Below are records. Copy every line with "words" in it.

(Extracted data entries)

◆ ◆ ◆ ◆ ◆

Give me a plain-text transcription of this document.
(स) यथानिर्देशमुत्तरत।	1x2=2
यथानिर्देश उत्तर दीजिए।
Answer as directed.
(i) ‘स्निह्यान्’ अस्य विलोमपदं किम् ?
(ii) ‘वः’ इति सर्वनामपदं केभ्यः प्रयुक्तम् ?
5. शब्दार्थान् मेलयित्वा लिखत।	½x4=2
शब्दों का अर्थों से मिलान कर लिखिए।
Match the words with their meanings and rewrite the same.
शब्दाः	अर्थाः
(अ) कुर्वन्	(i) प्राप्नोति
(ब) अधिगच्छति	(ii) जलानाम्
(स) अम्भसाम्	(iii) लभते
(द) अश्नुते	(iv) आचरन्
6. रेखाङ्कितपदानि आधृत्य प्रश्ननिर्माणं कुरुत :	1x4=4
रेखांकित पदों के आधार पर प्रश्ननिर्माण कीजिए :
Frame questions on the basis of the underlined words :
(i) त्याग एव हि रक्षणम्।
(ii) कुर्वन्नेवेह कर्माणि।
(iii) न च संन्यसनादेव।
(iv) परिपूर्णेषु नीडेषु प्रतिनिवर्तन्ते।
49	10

◆ ◆ ◆ ◆ ◆

● Exercise answer:
Match the words with their meanings and rewrite the same.
Frame questions on the basis of the underlined words :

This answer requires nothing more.